PROBLEM =
Reproduce all entries verbatim, with nothing added or dropped.
[start INFORMATION GIVEN]
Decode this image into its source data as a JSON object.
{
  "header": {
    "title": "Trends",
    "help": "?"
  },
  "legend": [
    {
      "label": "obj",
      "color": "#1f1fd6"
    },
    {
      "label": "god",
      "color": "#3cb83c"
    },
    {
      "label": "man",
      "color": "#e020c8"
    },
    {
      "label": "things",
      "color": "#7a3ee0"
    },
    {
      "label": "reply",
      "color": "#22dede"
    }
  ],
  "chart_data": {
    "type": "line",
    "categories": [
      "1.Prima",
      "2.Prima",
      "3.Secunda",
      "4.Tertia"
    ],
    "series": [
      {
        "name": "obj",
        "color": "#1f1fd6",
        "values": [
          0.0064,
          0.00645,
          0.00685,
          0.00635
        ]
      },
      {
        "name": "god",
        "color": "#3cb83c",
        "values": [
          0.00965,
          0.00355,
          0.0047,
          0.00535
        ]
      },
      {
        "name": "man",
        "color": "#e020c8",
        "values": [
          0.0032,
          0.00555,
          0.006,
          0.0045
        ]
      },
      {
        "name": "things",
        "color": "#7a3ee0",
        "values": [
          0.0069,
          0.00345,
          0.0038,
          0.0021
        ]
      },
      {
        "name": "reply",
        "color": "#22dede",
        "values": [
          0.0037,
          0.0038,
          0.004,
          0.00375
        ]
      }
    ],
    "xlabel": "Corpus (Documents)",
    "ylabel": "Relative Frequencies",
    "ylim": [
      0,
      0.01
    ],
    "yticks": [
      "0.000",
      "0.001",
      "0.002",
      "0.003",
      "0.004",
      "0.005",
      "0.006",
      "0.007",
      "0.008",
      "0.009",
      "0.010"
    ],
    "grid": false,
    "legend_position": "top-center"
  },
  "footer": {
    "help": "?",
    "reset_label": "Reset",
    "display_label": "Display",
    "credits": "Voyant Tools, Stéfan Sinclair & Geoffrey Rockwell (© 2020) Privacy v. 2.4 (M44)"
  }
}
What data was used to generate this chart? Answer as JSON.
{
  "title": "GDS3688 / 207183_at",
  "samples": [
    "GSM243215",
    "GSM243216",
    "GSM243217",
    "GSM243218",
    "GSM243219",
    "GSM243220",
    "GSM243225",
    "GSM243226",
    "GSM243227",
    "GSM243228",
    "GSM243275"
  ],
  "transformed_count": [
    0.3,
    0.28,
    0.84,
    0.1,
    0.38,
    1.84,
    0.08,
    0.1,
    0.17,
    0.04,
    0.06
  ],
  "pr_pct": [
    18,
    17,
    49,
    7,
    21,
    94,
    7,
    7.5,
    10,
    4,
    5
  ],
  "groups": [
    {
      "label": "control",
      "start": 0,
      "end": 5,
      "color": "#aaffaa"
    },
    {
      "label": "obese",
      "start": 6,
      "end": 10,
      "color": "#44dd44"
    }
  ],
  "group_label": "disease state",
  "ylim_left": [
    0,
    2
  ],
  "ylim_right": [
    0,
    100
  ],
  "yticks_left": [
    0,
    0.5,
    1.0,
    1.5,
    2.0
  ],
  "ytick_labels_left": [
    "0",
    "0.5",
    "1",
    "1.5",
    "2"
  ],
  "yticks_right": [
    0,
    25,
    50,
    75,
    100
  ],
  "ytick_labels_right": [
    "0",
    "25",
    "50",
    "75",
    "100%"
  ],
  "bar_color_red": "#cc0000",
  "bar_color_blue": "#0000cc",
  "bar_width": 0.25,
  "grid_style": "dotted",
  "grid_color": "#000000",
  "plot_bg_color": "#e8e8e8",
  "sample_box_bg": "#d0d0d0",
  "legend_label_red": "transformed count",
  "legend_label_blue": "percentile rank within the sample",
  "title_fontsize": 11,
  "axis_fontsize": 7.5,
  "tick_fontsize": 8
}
[end INFORMATION GIVEN]
FINISHED EXERCISE =
Decode this image into its source data as a JSON object.
{
  "header": {
    "title": "Trends",
    "help": "?"
  },
  "legend": [
    {
      "label": "obj",
      "color": "#1f1fd6"
    },
    {
      "label": "god",
      "color": "#3cb83c"
    },
    {
      "label": "man",
      "color": "#e020c8"
    },
    {
      "label": "things",
      "color": "#7a3ee0"
    },
    {
      "label": "reply",
      "color": "#22dede"
    }
  ],
  "chart_data": {
    "type": "line",
    "categories": [
      "1.Prima",
      "2.Prima",
      "3.Secunda",
      "4.Tertia"
    ],
    "series": [
      {
        "name": "obj",
        "color": "#1f1fd6",
        "values": [
          0.0064,
          0.00645,
          0.00685,
          0.00635
        ]
      },
      {
        "name": "god",
        "color": "#3cb83c",
        "values": [
          0.00965,
          0.00355,
          0.0047,
          0.00535
        ]
      },
      {
        "name": "man",
        "color": "#e020c8",
        "values": [
          0.0032,
          0.00555,
          0.006,
          0.0045
        ]
      },
      {
        "name": "things",
        "color": "#7a3ee0",
        "values": [
          0.0069,
          0.00345,
          0.0038,
          0.0021
        ]
      },
      {
        "name": "reply",
        "color": "#22dede",
        "values": [
          0.0037,
          0.0038,
          0.004,
          0.00375
        ]
      }
    ],
    "xlabel": "Corpus (Documents)",
    "ylabel": "Relative Frequencies",
    "ylim": [
      0,
      0.01
    ],
    "yticks": [
      "0.000",
      "0.001",
      "0.002",
      "0.003",
      "0.004",
      "0.005",
      "0.006",
      "0.007",
      "0.008",
      "0.009",
      "0.010"
    ],
    "grid": false,
    "legend_position": "top-center"
  },
  "footer": {
    "help": "?",
    "reset_label": "Reset",
    "display_label": "Display",
    "credits": "Voyant Tools, Stéfan Sinclair & Geoffrey Rockwell (© 2020) Privacy v. 2.4 (M44)"
  }
}
What data was used to generate this chart? Answer as JSON.
{
  "title": "GDS3688 / 207183_at",
  "samples": [
    "GSM243215",
    "GSM243216",
    "GSM243217",
    "GSM243218",
    "GSM243219",
    "GSM243220",
    "GSM243225",
    "GSM243226",
    "GSM243227",
    "GSM243228",
    "GSM243275"
  ],
  "transformed_count": [
    0.3,
    0.28,
    0.84,
    0.1,
    0.38,
    1.84,
    0.08,
    0.1,
    0.17,
    0.04,
    0.06
  ],
  "pr_pct": [
    18,
    17,
    49,
    7,
    21,
    94,
    7,
    7.5,
    10,
    4,
    5
  ],
  "groups": [
    {
      "label": "control",
      "start": 0,
      "end": 5,
      "color": "#aaffaa"
    },
    {
      "label": "obese",
      "start": 6,
      "end": 10,
      "color": "#44dd44"
    }
  ],
  "group_label": "disease state",
  "ylim_left": [
    0,
    2
  ],
  "ylim_right": [
    0,
    100
  ],
  "yticks_left": [
    0,
    0.5,
    1.0,
    1.5,
    2.0
  ],
  "ytick_labels_left": [
    "0",
    "0.5",
    "1",
    "1.5",
    "2"
  ],
  "yticks_right": [
    0,
    25,
    50,
    75,
    100
  ],
  "ytick_labels_right": [
    "0",
    "25",
    "50",
    "75",
    "100%"
  ],
  "bar_color_red": "#cc0000",
  "bar_color_blue": "#0000cc",
  "bar_width": 0.25,
  "grid_style": "dotted",
  "grid_color": "#000000",
  "plot_bg_color": "#e8e8e8",
  "sample_box_bg": "#d0d0d0",
  "legend_label_red": "transformed count",
  "legend_label_blue": "percentile rank within the sample",
  "title_fontsize": 11,
  "axis_fontsize": 7.5,
  "tick_fontsize": 8
}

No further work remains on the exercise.